(Aim of the task):
Copy all the entries below exactly, but not the pictures.

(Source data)
┌────────

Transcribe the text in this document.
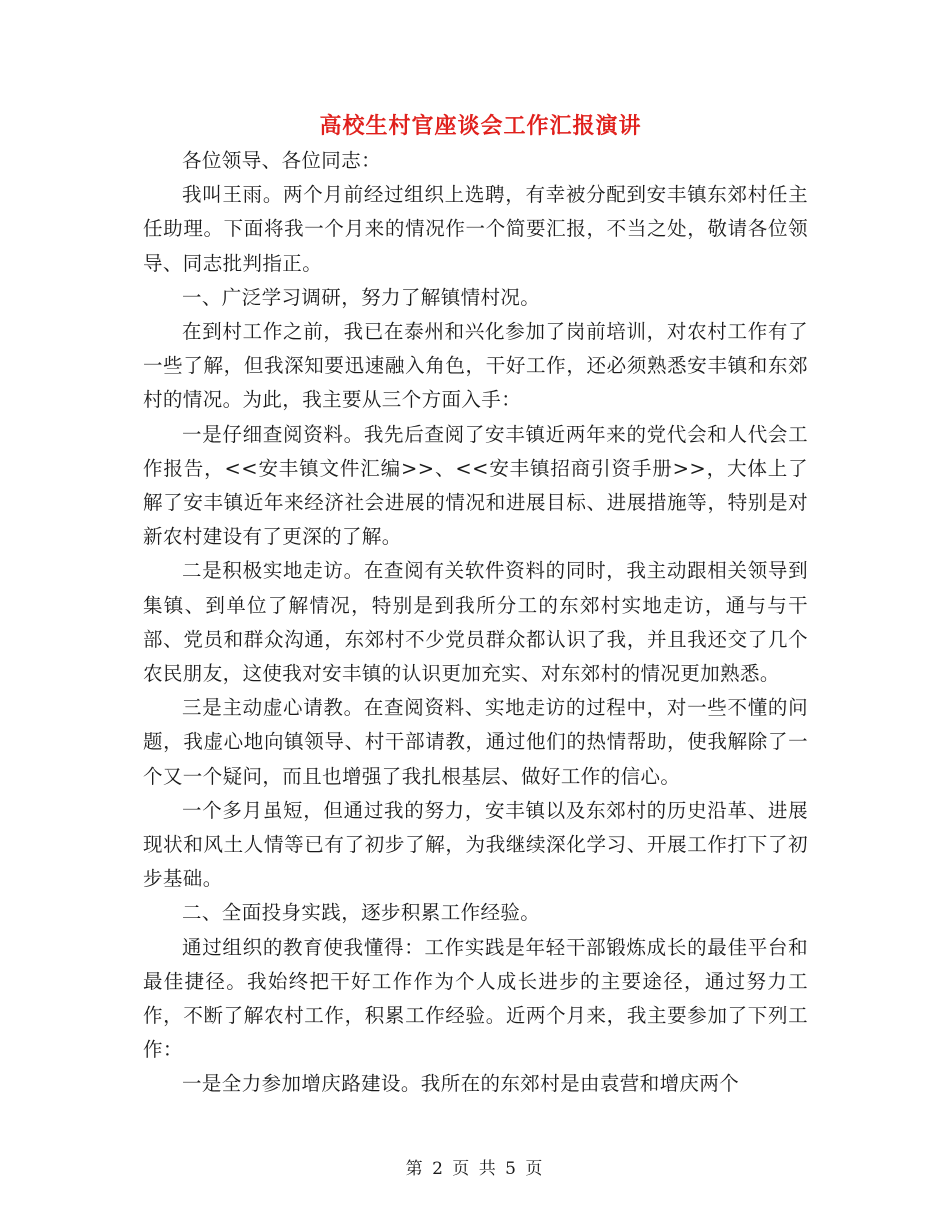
高校生村官座谈会工作汇报演讲

各位领导、各位同志：

我叫王雨。两个月前经过组织上选聘，有幸被分配到安丰镇东郊村任主任助理。下面将我一个月来的情况作一个简要汇报，不当之处，敬请各位领导、同志批判指正。

一、广泛学习调研，努力了解镇情村况。

在到村工作之前，我已在泰州和兴化参加了岗前培训，对农村工作有了一些了解，但我深知要迅速融入角色，干好工作，还必须熟悉安丰镇和东郊村的情况。为此，我主要从三个方面入手：

一是仔细查阅资料。我先后查阅了安丰镇近两年来的党代会和人代会工作报告，<<安丰镇文件汇编>>、<<安丰镇招商引资手册>>，大体上了解了安丰镇近年来经济社会进展的情况和进展目标、进展措施等，特别是对新农村建设有了更深的了解。

二是积极实地走访。在查阅有关软件资料的同时，我主动跟相关领导到集镇、到单位了解情况，特别是到我所分工的东郊村实地走访，通与与干部、党员和群众沟通，东郊村不少党员群众都认识了我，并且我还交了几个农民朋友，这使我对安丰镇的认识更加充实、对东郊村的情况更加熟悉。

三是主动虚心请教。在查阅资料、实地走访的过程中，对一些不懂的问题，我虚心地向镇领导、村干部请教，通过他们的热情帮助，使我解除了一个又一个疑问，而且也增强了我扎根基层、做好工作的信心。

一个多月虽短，但通过我的努力，安丰镇以及东郊村的历史沿革、进展现状和风土人情等已有了初步了解，为我继续深化学习、开展工作打下了初步基础。

二、全面投身实践，逐步积累工作经验。

通过组织的教育使我懂得：工作实践是年轻干部锻炼成长的最佳平台和最佳捷径。我始终把干好工作作为个人成长进步的主要途径，通过努力工作，不断了解农村工作，积累工作经验。近两个月来，我主要参加了下列工作：

一是全力参加增庆路建设。我所在的东郊村是由袁营和增庆两个

第 2 页 共 5 页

└────────

(Reply to the exercise):
Transcribe the text in this document.
高校生村官座谈会工作汇报演讲

各位领导、各位同志：

我叫王雨。两个月前经过组织上选聘，有幸被分配到安丰镇东郊村任主任助理。下面将我一个月来的情况作一个简要汇报，不当之处，敬请各位领导、同志批判指正。

一、广泛学习调研，努力了解镇情村况。

在到村工作之前，我已在泰州和兴化参加了岗前培训，对农村工作有了一些了解，但我深知要迅速融入角色，干好工作，还必须熟悉安丰镇和东郊村的情况。为此，我主要从三个方面入手：

一是仔细查阅资料。我先后查阅了安丰镇近两年来的党代会和人代会工作报告，<<安丰镇文件汇编>>、<<安丰镇招商引资手册>>，大体上了解了安丰镇近年来经济社会进展的情况和进展目标、进展措施等，特别是对新农村建设有了更深的了解。

二是积极实地走访。在查阅有关软件资料的同时，我主动跟相关领导到集镇、到单位了解情况，特别是到我所分工的东郊村实地走访，通与与干部、党员和群众沟通，东郊村不少党员群众都认识了我，并且我还交了几个农民朋友，这使我对安丰镇的认识更加充实、对东郊村的情况更加熟悉。

三是主动虚心请教。在查阅资料、实地走访的过程中，对一些不懂的问题，我虚心地向镇领导、村干部请教，通过他们的热情帮助，使我解除了一个又一个疑问，而且也增强了我扎根基层、做好工作的信心。

一个多月虽短，但通过我的努力，安丰镇以及东郊村的历史沿革、进展现状和风土人情等已有了初步了解，为我继续深化学习、开展工作打下了初步基础。

二、全面投身实践，逐步积累工作经验。

通过组织的教育使我懂得：工作实践是年轻干部锻炼成长的最佳平台和最佳捷径。我始终把干好工作作为个人成长进步的主要途径，通过努力工作，不断了解农村工作，积累工作经验。近两个月来，我主要参加了下列工作：

一是全力参加增庆路建设。我所在的东郊村是由袁营和增庆两个

第 2 页 共 5 页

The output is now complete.